— Start —
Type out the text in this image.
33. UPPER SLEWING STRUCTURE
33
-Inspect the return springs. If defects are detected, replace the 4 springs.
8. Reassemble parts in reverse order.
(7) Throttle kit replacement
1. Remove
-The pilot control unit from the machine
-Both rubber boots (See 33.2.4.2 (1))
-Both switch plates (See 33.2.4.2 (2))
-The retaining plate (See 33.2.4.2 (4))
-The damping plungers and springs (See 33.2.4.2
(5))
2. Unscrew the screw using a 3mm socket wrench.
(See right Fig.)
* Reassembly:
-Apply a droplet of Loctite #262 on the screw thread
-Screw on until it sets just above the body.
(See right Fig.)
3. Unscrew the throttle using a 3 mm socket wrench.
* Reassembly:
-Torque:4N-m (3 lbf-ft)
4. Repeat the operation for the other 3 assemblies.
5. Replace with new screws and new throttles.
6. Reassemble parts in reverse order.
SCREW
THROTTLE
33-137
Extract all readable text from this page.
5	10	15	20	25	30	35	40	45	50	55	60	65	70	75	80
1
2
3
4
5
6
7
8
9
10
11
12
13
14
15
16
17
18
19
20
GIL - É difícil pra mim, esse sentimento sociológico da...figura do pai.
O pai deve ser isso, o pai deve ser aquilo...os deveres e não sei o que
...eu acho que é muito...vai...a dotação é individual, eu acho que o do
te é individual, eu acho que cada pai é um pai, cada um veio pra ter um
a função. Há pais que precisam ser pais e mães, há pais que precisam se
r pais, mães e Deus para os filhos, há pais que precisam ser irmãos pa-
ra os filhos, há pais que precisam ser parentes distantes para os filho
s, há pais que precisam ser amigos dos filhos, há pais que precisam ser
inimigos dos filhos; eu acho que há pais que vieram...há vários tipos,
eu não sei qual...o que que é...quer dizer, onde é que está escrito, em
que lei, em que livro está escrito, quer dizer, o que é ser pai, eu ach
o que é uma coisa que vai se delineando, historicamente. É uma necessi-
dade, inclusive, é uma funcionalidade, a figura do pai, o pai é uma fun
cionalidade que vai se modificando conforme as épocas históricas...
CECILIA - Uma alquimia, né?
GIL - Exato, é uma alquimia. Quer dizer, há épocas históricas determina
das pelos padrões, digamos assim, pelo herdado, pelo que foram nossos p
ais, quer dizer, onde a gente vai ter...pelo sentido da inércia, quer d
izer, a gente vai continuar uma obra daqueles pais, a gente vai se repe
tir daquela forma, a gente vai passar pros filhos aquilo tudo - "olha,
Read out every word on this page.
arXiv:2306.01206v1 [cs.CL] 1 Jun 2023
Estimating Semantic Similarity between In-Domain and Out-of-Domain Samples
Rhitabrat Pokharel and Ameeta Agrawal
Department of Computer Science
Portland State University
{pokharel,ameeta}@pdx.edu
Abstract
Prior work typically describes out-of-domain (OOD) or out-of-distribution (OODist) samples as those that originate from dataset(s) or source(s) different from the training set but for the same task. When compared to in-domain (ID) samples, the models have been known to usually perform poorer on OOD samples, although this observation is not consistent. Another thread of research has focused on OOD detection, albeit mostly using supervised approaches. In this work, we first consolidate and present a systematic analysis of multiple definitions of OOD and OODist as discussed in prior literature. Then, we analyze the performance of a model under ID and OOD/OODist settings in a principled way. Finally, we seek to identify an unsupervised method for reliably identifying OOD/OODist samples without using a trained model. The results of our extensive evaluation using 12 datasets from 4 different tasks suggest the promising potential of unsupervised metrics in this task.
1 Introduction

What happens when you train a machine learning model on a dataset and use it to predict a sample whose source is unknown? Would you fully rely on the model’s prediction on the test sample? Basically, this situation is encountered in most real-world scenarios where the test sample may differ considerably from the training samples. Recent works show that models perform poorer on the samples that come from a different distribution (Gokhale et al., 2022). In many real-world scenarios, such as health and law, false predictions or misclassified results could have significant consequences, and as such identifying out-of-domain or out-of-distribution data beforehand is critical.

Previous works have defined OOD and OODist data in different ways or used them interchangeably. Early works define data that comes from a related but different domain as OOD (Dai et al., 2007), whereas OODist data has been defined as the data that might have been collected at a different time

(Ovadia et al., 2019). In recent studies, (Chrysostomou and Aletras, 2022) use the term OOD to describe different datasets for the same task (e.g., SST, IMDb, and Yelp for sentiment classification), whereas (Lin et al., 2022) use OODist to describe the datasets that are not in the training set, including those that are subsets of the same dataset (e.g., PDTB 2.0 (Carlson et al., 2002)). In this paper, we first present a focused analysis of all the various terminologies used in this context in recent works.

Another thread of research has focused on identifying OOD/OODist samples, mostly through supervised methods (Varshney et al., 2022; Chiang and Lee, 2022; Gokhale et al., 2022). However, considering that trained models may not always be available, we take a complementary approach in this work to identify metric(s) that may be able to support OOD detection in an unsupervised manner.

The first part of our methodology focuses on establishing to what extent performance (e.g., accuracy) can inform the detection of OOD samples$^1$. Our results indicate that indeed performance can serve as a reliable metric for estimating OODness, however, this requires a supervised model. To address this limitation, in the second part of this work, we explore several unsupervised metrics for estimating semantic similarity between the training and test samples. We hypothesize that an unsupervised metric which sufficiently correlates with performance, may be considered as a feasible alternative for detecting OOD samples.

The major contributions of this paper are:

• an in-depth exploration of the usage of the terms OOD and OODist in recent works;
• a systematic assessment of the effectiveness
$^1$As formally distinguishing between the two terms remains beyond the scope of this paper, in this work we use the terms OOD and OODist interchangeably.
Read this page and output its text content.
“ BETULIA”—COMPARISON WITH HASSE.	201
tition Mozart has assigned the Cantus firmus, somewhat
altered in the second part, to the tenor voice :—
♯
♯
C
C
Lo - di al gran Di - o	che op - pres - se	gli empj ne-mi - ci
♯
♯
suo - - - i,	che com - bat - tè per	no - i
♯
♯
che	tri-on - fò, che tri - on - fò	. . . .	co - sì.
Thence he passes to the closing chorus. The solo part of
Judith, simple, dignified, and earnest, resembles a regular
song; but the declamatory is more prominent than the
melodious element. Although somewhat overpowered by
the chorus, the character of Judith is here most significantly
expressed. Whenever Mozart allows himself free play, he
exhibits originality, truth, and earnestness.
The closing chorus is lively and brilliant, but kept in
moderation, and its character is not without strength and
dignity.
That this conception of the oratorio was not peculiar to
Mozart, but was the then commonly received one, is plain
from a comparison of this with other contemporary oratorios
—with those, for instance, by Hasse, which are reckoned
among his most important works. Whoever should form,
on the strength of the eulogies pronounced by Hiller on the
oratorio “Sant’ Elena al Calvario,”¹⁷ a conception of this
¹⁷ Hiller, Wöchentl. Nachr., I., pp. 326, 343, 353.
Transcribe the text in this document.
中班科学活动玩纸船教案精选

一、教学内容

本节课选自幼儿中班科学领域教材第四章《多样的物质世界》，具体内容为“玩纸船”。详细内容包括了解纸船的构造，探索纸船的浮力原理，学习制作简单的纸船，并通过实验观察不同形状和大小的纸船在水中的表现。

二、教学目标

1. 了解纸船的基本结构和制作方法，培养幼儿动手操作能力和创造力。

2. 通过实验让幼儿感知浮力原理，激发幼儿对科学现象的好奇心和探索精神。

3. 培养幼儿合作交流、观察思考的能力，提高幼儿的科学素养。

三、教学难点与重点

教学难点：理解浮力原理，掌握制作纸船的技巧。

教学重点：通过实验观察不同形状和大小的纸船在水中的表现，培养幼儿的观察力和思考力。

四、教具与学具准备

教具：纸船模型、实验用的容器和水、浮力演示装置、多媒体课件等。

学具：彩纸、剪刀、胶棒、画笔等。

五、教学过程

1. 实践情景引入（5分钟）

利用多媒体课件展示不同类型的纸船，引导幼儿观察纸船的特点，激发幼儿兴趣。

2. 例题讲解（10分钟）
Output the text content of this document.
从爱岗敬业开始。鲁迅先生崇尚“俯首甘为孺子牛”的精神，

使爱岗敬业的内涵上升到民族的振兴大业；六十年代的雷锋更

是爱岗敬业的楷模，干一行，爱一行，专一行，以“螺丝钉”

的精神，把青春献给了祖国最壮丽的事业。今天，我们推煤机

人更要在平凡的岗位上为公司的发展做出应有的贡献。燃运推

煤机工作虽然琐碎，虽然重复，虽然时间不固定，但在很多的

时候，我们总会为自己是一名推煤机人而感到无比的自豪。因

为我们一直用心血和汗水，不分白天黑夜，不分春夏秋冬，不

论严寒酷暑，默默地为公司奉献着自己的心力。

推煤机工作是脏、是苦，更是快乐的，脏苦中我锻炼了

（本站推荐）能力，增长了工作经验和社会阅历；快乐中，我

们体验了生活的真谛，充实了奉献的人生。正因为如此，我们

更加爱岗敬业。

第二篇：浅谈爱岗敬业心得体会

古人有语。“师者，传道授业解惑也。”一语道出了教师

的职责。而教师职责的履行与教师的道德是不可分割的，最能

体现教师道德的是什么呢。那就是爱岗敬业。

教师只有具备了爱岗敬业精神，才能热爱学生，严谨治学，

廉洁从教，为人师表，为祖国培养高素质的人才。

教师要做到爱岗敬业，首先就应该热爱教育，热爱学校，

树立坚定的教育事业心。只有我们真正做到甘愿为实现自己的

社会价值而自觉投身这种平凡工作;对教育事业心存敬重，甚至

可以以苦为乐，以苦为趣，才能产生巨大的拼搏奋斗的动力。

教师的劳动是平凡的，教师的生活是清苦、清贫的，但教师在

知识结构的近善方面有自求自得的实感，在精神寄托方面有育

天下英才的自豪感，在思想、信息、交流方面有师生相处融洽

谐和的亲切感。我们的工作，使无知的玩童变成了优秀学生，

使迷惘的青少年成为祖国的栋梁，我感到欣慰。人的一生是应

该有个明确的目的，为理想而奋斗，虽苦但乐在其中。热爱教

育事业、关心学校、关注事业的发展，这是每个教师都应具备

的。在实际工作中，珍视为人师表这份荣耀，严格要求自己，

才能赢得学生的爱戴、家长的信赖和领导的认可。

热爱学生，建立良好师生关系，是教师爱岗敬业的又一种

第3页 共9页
— End —
* [PROBLEM TO SOLVE] Return every line in the listing that contains the word "paper".

* [SOLUTION FOR THIS PROBLEM]
(Ovadia et al., 2019). In recent studies, (Chrysostomou and Aletras, 2022) use the term OOD to describe different datasets for the same task (e.g., SST, IMDb, and Yelp for sentiment classification), whereas (Lin et al., 2022) use OODist to describe the datasets that are not in the training set, including those that are subsets of the same dataset (e.g., PDTB 2.0 (Carlson et al., 2002)). In this paper, we first present a focused analysis of all the various terminologies used in this context in recent works.
The major contributions of this paper are:
$^1$As formally distinguishing between the two terms remains beyond the scope of this paper, in this work we use the terms OOD and OODist interchangeably.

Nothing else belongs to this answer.